Data:
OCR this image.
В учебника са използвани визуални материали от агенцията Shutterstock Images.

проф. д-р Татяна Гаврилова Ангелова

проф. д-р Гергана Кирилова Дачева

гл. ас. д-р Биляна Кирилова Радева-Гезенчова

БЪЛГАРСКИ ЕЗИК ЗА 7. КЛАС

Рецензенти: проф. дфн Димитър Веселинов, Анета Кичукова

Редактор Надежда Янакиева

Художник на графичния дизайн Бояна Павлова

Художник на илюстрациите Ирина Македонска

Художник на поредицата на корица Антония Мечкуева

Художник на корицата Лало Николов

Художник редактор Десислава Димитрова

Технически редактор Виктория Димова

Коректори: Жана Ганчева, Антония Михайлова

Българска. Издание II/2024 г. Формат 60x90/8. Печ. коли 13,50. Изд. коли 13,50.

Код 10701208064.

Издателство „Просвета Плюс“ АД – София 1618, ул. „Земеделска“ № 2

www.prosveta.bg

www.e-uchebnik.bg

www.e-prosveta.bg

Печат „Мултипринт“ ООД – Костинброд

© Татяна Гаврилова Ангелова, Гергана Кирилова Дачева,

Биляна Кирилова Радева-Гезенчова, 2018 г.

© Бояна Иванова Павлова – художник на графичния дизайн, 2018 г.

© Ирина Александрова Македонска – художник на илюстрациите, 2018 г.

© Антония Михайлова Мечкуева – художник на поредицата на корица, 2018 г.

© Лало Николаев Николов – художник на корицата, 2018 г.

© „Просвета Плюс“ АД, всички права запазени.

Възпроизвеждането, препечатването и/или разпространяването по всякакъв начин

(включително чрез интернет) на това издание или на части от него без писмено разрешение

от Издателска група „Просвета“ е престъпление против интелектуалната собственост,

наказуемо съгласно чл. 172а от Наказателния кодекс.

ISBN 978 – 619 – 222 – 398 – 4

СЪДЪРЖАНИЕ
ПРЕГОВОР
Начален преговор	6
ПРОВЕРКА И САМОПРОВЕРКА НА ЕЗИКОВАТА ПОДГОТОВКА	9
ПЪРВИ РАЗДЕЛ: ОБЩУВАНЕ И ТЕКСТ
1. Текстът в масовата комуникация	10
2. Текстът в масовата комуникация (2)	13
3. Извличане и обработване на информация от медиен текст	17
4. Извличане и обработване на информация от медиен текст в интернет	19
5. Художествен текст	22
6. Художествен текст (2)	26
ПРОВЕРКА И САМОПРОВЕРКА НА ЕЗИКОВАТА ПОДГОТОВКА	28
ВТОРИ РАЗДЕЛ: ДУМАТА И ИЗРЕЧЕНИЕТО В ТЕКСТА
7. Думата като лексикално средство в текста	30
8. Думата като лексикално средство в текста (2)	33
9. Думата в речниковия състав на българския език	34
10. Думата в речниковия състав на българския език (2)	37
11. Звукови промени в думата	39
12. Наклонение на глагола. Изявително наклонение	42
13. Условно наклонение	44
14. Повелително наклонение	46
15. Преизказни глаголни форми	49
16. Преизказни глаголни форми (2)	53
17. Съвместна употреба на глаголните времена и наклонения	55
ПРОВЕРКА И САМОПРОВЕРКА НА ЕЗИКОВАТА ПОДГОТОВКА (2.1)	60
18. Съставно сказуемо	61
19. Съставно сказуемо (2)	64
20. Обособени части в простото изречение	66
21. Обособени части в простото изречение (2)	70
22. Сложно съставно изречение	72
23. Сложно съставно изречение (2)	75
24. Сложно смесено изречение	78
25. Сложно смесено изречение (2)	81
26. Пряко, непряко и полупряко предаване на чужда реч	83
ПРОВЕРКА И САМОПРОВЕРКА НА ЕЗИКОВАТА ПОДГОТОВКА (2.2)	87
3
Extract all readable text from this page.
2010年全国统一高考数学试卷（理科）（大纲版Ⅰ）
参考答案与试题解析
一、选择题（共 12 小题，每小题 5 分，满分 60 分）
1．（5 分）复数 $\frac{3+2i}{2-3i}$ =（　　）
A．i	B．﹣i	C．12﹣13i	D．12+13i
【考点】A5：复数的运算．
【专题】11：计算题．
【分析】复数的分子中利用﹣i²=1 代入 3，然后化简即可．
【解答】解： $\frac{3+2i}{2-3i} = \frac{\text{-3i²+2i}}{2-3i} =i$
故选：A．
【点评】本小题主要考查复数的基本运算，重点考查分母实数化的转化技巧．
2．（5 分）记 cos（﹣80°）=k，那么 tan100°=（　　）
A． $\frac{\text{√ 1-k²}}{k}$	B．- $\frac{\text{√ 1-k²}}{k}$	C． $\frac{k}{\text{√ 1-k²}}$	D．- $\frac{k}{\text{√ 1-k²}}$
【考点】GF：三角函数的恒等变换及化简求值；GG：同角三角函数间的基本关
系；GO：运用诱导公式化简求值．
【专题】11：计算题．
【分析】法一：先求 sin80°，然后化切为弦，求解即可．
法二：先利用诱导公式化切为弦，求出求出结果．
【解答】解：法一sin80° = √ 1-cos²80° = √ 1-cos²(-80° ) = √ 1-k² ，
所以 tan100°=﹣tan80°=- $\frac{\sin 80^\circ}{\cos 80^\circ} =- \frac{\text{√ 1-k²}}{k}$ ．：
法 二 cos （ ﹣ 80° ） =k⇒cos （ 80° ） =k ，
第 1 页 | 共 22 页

Problem requirements: Look through the data above. Each line containing the word "Художествен" needs to be copied.

Written solution:
5. Художествен текст	22
6. Художествен текст (2)	26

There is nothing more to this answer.